__Work to be completed__
Pictures don't belong in the copy; print all the records exactly.

__Dataset records__
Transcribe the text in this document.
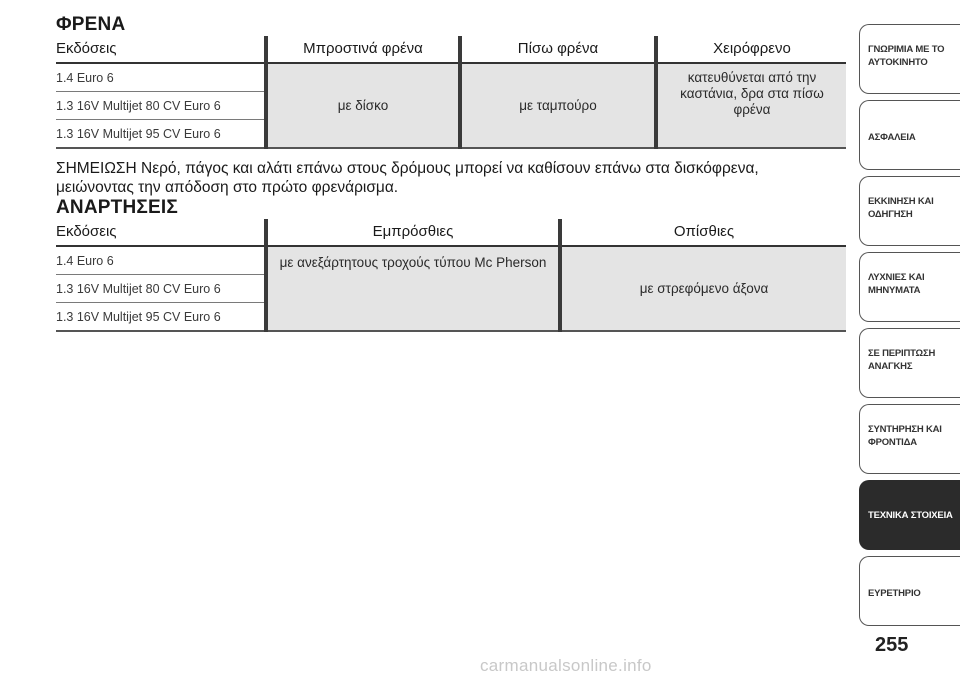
ΦΡΕΝΑ
Εκδόσεις	Μπροστινά φρένα	Πίσω φρένα	Χειρόφρενο
1.4 Euro 6	με δίσκο	με ταμπούρο	κατευθύνεται από την καστάνια, δρα στα πίσω φρένα
1.3 16V Multijet 80 CV Euro 6			
1.3 16V Multijet 95 CV Euro 6			

ΣΗΜΕΙΩΣΗ Νερό, πάγος και αλάτι επάνω στους δρόμους μπορεί να καθίσουν επάνω στα δισκόφρενα, μειώνοντας την απόδοση στο πρώτο φρενάρισμα.

ΑΝΑΡΤΗΣΕΙΣ
Εκδόσεις	Εμπρόσθιες	Οπίσθιες
1.4 Euro 6	με ανεξάρτητους τροχούς τύπου Mc Pherson	με στρεφόμενο άξονα
1.3 16V Multijet 80 CV Euro 6		
1.3 16V Multijet 95 CV Euro 6		
ΓΝΩΡΙΜΙΑ ΜΕ ΤΟ ΑΥΤΟΚΙΝΗΤΟ
ΑΣΦΑΛΕΙΑ
ΕΚΚΙΝΗΣΗ ΚΑΙ ΟΔΗΓΗΣΗ
ΛΥΧΝΙΕΣ ΚΑΙ ΜΗΝΥΜΑΤΑ
ΣΕ ΠΕΡΙΠΤΩΣΗ ΑΝΑΓΚΗΣ
ΣΥΝΤΗΡΗΣΗ ΚΑΙ ΦΡΟΝΤΙΔΑ
ΤΕΧΝΙΚΑ ΣΤΟΙΧΕΙΑ
ΕΥΡΕΤΗΡΙΟ
255
carmanualsonline.info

__Response to this exercise__
Transcribe the text in this document.
ΦΡΕΝΑ
Εκδόσεις	Μπροστινά φρένα	Πίσω φρένα	Χειρόφρενο
1.4 Euro 6	με δίσκο	με ταμπούρο	κατευθύνεται από την καστάνια, δρα στα πίσω φρένα
1.3 16V Multijet 80 CV Euro 6			
1.3 16V Multijet 95 CV Euro 6			

ΣΗΜΕΙΩΣΗ Νερό, πάγος και αλάτι επάνω στους δρόμους μπορεί να καθίσουν επάνω στα δισκόφρενα, μειώνοντας την απόδοση στο πρώτο φρενάρισμα.

ΑΝΑΡΤΗΣΕΙΣ
Εκδόσεις	Εμπρόσθιες	Οπίσθιες
1.4 Euro 6	με ανεξάρτητους τροχούς τύπου Mc Pherson	με στρεφόμενο άξονα
1.3 16V Multijet 80 CV Euro 6		
1.3 16V Multijet 95 CV Euro 6		
ΓΝΩΡΙΜΙΑ ΜΕ ΤΟ ΑΥΤΟΚΙΝΗΤΟ
ΑΣΦΑΛΕΙΑ
ΕΚΚΙΝΗΣΗ ΚΑΙ ΟΔΗΓΗΣΗ
ΛΥΧΝΙΕΣ ΚΑΙ ΜΗΝΥΜΑΤΑ
ΣΕ ΠΕΡΙΠΤΩΣΗ ΑΝΑΓΚΗΣ
ΣΥΝΤΗΡΗΣΗ ΚΑΙ ΦΡΟΝΤΙΔΑ
ΤΕΧΝΙΚΑ ΣΤΟΙΧΕΙΑ
ΕΥΡΕΤΗΡΙΟ
255
carmanualsonline.info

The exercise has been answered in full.